Exercise goal:
Among the lines listed below, count those that include the string "this", and state only the count.

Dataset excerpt
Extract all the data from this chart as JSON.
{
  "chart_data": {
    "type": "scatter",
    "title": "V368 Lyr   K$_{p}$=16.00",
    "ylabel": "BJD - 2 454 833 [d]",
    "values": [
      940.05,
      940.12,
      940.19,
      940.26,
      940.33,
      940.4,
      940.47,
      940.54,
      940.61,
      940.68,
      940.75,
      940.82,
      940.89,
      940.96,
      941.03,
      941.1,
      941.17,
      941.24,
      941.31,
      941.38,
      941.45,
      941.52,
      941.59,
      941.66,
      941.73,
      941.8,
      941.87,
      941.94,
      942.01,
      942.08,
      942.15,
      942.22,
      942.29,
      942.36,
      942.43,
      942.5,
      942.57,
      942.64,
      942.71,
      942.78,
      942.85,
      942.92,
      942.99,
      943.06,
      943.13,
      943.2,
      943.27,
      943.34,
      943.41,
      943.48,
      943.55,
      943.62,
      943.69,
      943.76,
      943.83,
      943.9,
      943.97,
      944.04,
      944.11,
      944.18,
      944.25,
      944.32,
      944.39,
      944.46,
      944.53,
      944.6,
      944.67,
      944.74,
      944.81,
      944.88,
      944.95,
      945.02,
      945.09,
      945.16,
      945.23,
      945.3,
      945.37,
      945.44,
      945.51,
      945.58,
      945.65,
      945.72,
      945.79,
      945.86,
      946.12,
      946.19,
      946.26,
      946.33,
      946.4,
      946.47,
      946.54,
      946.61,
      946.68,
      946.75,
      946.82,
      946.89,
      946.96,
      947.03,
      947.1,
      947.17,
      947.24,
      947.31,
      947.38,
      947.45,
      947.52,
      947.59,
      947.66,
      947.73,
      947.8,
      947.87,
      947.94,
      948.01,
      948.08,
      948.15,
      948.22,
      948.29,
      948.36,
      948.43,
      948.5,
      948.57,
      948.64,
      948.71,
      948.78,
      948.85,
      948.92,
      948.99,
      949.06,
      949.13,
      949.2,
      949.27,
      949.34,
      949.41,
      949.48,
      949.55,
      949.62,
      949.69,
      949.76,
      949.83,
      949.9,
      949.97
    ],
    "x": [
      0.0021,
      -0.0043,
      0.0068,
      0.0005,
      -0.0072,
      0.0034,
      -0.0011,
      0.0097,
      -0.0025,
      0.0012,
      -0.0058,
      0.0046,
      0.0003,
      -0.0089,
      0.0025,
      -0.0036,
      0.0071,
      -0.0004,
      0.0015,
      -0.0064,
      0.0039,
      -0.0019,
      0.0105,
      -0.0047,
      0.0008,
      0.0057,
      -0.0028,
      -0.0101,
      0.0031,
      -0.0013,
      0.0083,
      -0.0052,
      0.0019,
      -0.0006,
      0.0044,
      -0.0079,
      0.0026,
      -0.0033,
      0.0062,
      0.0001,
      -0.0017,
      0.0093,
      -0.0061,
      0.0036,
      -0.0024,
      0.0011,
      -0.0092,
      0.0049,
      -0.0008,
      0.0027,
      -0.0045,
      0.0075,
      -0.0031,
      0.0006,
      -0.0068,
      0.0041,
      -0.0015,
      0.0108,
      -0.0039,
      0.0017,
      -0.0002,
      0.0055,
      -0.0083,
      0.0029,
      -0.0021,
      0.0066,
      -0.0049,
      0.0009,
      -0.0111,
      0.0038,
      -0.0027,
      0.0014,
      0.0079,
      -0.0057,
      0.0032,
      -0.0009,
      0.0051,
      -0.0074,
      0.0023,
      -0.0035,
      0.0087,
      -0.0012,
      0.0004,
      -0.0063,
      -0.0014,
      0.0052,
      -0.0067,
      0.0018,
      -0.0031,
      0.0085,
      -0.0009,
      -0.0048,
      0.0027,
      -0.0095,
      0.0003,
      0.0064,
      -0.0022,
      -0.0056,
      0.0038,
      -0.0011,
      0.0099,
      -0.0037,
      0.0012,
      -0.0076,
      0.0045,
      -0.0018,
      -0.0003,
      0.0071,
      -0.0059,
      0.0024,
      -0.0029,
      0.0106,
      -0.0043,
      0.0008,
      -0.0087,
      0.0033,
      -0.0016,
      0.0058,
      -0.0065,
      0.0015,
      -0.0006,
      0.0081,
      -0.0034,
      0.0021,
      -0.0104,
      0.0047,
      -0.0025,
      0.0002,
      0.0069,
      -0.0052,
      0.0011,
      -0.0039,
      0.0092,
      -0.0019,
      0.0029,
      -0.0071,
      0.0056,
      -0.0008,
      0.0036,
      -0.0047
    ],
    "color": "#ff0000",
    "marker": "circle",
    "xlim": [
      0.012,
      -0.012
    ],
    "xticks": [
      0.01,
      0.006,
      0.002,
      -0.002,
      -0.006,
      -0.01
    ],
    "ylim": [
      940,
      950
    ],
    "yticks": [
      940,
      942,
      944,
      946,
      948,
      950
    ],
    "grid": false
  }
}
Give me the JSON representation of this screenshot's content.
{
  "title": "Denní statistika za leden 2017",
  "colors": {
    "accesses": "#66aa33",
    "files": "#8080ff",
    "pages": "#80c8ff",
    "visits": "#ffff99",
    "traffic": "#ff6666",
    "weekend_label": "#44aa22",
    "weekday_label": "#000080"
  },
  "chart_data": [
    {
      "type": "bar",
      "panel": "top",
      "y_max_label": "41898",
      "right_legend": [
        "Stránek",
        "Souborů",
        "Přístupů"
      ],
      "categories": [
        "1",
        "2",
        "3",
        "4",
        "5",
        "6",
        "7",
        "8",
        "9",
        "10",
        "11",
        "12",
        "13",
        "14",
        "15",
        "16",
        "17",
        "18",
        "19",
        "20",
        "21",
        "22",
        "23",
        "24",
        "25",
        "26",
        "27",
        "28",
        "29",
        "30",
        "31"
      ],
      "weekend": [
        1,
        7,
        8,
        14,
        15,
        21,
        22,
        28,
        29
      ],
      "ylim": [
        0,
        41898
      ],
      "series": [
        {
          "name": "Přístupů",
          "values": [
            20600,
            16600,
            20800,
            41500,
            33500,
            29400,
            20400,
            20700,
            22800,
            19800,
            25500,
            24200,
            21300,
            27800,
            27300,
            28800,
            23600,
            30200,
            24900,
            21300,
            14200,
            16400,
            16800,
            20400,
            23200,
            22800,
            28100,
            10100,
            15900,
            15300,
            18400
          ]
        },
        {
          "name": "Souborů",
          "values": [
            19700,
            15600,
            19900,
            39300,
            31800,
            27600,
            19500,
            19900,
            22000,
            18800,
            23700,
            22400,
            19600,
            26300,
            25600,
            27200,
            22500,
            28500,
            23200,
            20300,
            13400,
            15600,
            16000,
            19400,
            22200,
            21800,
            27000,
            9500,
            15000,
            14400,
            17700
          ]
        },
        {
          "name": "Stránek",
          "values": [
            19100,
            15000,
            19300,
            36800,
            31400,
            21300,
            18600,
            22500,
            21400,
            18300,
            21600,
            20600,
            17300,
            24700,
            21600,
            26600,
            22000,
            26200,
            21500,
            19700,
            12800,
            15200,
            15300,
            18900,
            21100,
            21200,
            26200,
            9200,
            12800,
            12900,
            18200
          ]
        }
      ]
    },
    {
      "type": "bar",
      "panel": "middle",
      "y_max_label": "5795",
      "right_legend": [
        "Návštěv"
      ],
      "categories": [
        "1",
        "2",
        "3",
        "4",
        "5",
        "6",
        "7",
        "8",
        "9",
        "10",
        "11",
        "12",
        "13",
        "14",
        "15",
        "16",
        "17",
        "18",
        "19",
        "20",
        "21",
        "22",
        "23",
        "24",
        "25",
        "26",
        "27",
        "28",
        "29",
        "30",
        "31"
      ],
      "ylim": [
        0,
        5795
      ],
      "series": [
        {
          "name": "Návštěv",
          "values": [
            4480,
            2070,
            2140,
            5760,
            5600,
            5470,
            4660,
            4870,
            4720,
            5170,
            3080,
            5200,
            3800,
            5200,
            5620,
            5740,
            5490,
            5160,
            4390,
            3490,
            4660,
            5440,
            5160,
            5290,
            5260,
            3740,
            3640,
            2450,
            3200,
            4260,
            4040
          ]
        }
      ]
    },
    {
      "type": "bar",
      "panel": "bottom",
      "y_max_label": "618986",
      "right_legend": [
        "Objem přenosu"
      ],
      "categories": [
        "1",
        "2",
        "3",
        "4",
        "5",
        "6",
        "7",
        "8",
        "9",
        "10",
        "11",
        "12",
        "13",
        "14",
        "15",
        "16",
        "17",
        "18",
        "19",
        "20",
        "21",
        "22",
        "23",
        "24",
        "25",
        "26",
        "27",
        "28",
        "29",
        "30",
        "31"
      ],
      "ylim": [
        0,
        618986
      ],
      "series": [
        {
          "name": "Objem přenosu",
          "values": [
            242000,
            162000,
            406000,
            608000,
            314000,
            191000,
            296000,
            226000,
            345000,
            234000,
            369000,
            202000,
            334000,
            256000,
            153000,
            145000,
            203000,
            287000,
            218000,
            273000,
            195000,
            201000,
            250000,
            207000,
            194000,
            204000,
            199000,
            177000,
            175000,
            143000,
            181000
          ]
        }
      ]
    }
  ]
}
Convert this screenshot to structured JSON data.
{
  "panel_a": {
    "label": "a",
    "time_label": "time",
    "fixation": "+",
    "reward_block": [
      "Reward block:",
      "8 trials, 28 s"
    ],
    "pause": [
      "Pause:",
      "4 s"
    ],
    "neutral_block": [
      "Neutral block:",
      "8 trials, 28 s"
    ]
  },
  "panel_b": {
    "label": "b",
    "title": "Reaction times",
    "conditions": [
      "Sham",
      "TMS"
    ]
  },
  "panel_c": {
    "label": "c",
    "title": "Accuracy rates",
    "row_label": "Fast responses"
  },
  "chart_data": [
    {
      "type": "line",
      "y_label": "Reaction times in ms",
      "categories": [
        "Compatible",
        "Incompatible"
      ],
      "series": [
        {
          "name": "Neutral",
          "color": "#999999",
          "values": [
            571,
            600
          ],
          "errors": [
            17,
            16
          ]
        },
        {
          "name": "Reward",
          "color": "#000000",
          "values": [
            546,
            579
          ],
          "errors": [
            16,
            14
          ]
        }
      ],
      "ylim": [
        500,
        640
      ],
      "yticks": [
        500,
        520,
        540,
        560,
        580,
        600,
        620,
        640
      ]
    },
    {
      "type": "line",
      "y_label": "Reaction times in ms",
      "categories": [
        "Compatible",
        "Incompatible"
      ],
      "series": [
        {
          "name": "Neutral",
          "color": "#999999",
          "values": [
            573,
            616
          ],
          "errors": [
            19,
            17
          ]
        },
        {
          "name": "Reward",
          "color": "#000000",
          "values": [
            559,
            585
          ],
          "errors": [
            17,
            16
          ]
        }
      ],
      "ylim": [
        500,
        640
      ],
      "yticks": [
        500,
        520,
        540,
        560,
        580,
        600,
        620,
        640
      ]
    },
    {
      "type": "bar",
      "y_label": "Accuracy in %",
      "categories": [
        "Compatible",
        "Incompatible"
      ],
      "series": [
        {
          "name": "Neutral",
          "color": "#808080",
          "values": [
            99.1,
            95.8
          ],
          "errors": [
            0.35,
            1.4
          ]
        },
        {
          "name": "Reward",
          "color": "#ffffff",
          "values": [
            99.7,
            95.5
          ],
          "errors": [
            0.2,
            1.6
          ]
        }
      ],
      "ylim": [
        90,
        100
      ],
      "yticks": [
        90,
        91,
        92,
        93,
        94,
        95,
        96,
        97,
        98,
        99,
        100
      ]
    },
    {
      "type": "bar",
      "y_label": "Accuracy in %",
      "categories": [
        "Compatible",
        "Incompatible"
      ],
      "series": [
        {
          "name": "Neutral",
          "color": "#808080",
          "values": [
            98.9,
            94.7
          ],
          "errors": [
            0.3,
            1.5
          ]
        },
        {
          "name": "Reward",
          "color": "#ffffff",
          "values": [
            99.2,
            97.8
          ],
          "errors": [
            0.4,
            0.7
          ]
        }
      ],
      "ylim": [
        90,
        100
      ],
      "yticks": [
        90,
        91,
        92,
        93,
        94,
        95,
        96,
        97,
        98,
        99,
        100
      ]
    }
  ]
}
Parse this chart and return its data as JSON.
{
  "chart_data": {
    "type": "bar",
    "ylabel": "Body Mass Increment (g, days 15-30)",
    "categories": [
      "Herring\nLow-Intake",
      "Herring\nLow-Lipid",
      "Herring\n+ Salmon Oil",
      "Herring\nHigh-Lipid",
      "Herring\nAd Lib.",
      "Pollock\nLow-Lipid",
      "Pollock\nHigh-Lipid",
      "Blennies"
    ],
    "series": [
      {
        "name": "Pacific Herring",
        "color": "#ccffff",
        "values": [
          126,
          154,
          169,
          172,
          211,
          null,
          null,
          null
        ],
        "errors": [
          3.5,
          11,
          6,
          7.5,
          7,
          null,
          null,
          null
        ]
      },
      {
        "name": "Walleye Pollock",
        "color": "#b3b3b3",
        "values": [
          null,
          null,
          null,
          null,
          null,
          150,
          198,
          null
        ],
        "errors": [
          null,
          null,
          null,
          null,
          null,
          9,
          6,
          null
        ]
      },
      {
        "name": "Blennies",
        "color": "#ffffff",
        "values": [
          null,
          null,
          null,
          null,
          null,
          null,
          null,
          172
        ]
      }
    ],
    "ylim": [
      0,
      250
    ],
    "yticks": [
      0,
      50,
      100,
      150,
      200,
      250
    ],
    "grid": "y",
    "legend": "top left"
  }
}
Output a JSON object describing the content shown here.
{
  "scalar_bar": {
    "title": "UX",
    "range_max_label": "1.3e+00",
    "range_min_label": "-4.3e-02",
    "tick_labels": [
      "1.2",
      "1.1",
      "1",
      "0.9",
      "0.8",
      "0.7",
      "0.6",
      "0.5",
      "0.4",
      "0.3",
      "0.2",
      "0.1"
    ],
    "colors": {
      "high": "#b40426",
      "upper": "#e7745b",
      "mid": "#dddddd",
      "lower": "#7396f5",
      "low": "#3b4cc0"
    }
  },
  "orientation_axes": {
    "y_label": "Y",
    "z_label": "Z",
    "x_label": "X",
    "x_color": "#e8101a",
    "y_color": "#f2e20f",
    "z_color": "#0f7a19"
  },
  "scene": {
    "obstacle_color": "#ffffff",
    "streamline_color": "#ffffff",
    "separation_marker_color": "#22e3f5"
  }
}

Exercise output:
4